* BRANO DA LEGGERE:

Infatti Tiraboschi, nel suo ricordo, dice che “occorre sempre tenere distinta l’ideazione dall’attuazione, perché c’è differenza tra come le leggi vengono pensate e come invece poi vengono attuate. Qui bisogna sottolineare la grandissima responsabilità degli operatori del mercato del lavoro: consulenti, avvocati giuslavoristi, direttori del personale, sindacati. Coloro, cioè, chiamati ad accompagnare in modo costruttivo la transizione. Il lavoro a progetto fu utilizzato per le forme più evidenti e macroscopiche di abuso, per aggirare le tutele del diritto del lavoro. Uno strumento pensato per un segmento medio alto (il mercato delle competenze) e, al contrario, sfruttato per servizi come il facchinaggio. Proprio in questo vediamo le difficoltà attuali nel pensare a un vero smart working, al lavoro per obiettivi, che rievoca il progetto pensato da Biagi quando parla di fasi e cicli. Immaginare di gestire persone non sulla base del comando o del controllo, bensì su fiducia, lealtà e mutualità, è davvero complicato. C’è uno snodo che continuiamo a sottovalutare: le relazioni del lavoro sono relazioni di potere; ad alcune persone piace comandare mentre altre si lasciano indirizzare. Un diritto moderno basato sulla parità e sulla fiducia all’interno di logiche di potere non è così semplice”.

Gilberto Gini, Smart Workers Union: “Dai capi cultura di controllo. E il sindacato non è pronto”

Eccolo, il nocciolo della questione. Il lavoro da remoto è davvero un’utopia sacrificata sull’altare del potere?

* COMPLETA QUANTO SEGUE:
[1] Secondo il brano, per quale tipo di servizi fu sfruttato il lavoro a progetto, pur essendo pensato per un segmento medio alto?
[2] Ricopia dal brano il passo che parte dalle parole "Gilberto Gini, Smart" e si ferma dopo le parole "sull’altare del potere?".

* VOCI FORNITE:
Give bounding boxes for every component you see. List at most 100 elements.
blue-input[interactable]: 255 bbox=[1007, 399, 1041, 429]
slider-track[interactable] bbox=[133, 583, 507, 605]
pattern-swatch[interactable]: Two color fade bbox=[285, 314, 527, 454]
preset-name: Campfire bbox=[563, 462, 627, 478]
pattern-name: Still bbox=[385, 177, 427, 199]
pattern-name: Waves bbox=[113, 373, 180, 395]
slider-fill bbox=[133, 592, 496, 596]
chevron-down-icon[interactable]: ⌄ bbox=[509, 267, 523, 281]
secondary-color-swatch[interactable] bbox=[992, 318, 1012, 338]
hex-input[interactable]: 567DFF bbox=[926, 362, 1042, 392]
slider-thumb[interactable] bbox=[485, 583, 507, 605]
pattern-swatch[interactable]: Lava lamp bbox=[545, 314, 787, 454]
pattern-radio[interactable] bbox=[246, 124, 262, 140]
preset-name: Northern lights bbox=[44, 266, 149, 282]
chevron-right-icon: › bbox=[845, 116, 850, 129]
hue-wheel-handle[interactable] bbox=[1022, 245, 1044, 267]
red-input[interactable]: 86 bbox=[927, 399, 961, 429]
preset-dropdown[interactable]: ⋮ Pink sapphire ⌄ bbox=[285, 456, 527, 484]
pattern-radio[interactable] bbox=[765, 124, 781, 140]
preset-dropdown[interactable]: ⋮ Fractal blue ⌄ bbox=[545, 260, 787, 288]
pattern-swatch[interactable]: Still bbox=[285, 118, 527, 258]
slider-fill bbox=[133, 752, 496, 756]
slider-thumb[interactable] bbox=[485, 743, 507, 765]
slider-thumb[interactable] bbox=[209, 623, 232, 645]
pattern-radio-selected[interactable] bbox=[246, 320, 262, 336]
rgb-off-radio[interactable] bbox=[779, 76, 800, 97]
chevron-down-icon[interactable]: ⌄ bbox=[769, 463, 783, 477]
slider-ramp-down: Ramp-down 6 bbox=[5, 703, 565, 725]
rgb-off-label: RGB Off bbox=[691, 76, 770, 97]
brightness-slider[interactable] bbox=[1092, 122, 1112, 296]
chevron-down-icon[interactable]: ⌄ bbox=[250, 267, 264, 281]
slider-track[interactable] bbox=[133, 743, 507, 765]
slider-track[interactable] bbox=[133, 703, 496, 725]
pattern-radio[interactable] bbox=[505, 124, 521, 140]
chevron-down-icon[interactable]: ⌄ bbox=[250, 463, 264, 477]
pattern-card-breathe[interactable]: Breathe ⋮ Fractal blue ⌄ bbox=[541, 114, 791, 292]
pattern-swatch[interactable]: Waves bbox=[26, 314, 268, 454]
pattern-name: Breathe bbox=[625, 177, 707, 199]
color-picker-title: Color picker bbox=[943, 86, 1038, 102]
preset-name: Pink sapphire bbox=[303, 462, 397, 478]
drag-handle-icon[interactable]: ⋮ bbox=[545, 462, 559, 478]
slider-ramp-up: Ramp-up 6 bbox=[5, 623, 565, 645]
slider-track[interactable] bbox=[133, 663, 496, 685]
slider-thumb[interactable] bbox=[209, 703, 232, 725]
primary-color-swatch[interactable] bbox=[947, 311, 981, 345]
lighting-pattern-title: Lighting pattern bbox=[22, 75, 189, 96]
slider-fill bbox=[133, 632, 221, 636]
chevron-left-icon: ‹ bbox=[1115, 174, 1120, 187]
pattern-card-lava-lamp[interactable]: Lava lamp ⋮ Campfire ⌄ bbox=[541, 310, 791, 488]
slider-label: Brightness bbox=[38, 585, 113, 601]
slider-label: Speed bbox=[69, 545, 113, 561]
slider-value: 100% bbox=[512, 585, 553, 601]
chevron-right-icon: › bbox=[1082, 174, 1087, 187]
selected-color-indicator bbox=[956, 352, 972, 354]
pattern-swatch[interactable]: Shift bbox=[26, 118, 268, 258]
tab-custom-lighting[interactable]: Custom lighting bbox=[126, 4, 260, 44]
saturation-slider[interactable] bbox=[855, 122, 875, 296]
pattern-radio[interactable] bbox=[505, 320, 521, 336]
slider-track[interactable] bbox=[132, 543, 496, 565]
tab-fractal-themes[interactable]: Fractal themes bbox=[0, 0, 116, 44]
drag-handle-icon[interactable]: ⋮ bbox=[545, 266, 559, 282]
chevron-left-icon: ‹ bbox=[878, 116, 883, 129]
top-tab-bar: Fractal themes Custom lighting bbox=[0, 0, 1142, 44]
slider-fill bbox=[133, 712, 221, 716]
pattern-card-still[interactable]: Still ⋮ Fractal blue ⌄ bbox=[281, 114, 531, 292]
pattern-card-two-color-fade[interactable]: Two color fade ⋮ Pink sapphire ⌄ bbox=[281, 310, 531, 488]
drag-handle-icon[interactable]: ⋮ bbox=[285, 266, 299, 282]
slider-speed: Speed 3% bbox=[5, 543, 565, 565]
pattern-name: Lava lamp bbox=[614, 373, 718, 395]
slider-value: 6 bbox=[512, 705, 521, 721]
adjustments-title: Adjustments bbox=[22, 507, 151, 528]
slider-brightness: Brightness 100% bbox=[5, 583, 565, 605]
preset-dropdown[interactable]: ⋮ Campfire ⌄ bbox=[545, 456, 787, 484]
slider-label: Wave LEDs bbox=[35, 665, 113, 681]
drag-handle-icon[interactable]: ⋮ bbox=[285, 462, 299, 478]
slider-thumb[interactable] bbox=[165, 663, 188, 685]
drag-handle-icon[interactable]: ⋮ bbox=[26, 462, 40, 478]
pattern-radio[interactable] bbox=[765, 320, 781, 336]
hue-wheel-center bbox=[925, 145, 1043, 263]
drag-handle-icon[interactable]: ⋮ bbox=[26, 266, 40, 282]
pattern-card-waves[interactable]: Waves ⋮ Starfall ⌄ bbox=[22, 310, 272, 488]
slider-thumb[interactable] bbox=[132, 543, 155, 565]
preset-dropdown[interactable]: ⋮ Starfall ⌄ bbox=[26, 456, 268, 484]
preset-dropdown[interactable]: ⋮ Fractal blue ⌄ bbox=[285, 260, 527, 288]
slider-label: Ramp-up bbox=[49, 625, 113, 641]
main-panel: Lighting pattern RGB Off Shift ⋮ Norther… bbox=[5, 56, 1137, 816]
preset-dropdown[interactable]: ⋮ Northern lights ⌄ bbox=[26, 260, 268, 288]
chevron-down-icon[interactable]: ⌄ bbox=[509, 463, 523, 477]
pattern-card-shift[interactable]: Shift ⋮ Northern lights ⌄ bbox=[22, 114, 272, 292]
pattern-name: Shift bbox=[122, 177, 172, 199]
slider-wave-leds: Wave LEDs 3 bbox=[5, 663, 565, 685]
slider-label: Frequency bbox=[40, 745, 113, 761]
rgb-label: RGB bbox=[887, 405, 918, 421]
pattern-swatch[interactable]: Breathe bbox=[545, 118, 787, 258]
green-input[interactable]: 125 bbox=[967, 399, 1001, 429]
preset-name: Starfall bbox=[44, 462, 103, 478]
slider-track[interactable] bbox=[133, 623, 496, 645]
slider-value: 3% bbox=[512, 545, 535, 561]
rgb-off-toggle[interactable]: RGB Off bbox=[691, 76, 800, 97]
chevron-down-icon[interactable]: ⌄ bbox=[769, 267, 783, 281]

* RISPOSTE:
[1] Per servizi come il facchinaggio.

[2]
Gilberto Gini, Smart Workers Union: “Dai capi cultura di controllo. E il sindacato non è pronto”

Eccolo, il nocciolo della questione. Il lavoro da remoto è davvero un’utopia sacrificata sull’altare del potere?